• _WHAT YOU WILL DO_
Give every line below again, exactly.

══ DATA IN THIS EXERCISE ══

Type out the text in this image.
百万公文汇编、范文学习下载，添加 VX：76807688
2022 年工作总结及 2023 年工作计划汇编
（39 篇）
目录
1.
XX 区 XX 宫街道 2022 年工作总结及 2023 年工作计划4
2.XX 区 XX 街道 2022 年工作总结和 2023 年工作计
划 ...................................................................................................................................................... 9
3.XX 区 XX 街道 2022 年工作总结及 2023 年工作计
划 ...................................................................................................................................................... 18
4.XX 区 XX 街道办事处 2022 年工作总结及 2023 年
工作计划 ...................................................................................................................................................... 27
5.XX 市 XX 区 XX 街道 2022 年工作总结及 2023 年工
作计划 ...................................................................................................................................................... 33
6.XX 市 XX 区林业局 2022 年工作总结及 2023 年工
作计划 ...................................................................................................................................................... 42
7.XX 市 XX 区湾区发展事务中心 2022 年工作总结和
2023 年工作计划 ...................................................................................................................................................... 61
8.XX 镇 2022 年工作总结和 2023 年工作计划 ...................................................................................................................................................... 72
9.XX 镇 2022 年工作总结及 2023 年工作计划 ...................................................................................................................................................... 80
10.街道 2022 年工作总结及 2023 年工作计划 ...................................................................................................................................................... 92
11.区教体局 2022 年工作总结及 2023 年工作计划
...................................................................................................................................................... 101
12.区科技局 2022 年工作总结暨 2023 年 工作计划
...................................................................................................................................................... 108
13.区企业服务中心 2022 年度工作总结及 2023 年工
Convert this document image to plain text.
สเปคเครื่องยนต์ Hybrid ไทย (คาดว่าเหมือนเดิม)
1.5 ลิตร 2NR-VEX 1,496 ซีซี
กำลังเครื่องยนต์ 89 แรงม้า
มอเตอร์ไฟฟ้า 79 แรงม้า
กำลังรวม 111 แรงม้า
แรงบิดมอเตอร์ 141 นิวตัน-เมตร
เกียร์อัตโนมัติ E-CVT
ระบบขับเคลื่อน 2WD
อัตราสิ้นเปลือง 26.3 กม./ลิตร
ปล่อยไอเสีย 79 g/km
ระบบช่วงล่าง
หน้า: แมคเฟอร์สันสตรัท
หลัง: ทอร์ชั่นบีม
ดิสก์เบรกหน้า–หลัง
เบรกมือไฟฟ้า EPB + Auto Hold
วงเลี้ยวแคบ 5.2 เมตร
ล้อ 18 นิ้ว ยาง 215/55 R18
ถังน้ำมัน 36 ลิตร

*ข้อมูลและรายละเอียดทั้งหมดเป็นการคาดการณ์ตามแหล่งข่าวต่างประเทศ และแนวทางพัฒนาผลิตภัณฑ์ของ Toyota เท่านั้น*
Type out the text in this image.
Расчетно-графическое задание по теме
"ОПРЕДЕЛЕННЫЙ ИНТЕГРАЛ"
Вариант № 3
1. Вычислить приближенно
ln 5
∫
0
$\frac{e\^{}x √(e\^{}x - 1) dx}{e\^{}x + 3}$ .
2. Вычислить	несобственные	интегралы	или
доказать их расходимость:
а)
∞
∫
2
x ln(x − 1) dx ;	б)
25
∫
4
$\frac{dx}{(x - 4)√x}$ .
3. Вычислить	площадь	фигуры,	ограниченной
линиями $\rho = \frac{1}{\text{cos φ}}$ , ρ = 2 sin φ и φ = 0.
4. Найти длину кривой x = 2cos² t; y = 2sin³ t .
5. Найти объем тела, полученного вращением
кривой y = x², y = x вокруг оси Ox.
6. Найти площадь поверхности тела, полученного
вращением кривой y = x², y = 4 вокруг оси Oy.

═══

• _EXERCISE RESPONSE_
Type out the text in this image.
百万公文汇编、范文学习下载，添加 VX：76807688
2022 年工作总结及 2023 年工作计划汇编
（39 篇）
目录
1.
XX 区 XX 宫街道 2022 年工作总结及 2023 年工作计划4
2.XX 区 XX 街道 2022 年工作总结和 2023 年工作计
划 ...................................................................................................................................................... 9
3.XX 区 XX 街道 2022 年工作总结及 2023 年工作计
划 ...................................................................................................................................................... 18
4.XX 区 XX 街道办事处 2022 年工作总结及 2023 年
工作计划 ...................................................................................................................................................... 27
5.XX 市 XX 区 XX 街道 2022 年工作总结及 2023 年工
作计划 ...................................................................................................................................................... 33
6.XX 市 XX 区林业局 2022 年工作总结及 2023 年工
作计划 ...................................................................................................................................................... 42
7.XX 市 XX 区湾区发展事务中心 2022 年工作总结和
2023 年工作计划 ...................................................................................................................................................... 61
8.XX 镇 2022 年工作总结和 2023 年工作计划 ...................................................................................................................................................... 72
9.XX 镇 2022 年工作总结及 2023 年工作计划 ...................................................................................................................................................... 80
10.街道 2022 年工作总结及 2023 年工作计划 ...................................................................................................................................................... 92
11.区教体局 2022 年工作总结及 2023 年工作计划
...................................................................................................................................................... 101
12.区科技局 2022 年工作总结暨 2023 年 工作计划
...................................................................................................................................................... 108
13.区企业服务中心 2022 年度工作总结及 2023 年工
Convert this document image to plain text.
สเปคเครื่องยนต์ Hybrid ไทย (คาดว่าเหมือนเดิม)
1.5 ลิตร 2NR-VEX 1,496 ซีซี
กำลังเครื่องยนต์ 89 แรงม้า
มอเตอร์ไฟฟ้า 79 แรงม้า
กำลังรวม 111 แรงม้า
แรงบิดมอเตอร์ 141 นิวตัน-เมตร
เกียร์อัตโนมัติ E-CVT
ระบบขับเคลื่อน 2WD
อัตราสิ้นเปลือง 26.3 กม./ลิตร
ปล่อยไอเสีย 79 g/km
ระบบช่วงล่าง
หน้า: แมคเฟอร์สันสตรัท
หลัง: ทอร์ชั่นบีม
ดิสก์เบรกหน้า–หลัง
เบรกมือไฟฟ้า EPB + Auto Hold
วงเลี้ยวแคบ 5.2 เมตร
ล้อ 18 นิ้ว ยาง 215/55 R18
ถังน้ำมัน 36 ลิตร

*ข้อมูลและรายละเอียดทั้งหมดเป็นการคาดการณ์ตามแหล่งข่าวต่างประเทศ และแนวทางพัฒนาผลิตภัณฑ์ของ Toyota เท่านั้น*
Type out the text in this image.
Расчетно-графическое задание по теме
"ОПРЕДЕЛЕННЫЙ ИНТЕГРАЛ"
Вариант № 3
1. Вычислить приближенно
ln 5
∫
0
$\frac{e\^{}x √(e\^{}x - 1) dx}{e\^{}x + 3}$ .
2. Вычислить	несобственные	интегралы	или
доказать их расходимость:
а)
∞
∫
2
x ln(x − 1) dx ;	б)
25
∫
4
$\frac{dx}{(x - 4)√x}$ .
3. Вычислить	площадь	фигуры,	ограниченной
линиями $\rho = \frac{1}{\text{cos φ}}$ , ρ = 2 sin φ и φ = 0.
4. Найти длину кривой x = 2cos² t; y = 2sin³ t .
5. Найти объем тела, полученного вращением
кривой y = x², y = x вокруг оси Ox.
6. Найти площадь поверхности тела, полученного
вращением кривой y = x², y = 4 вокруг оси Oy.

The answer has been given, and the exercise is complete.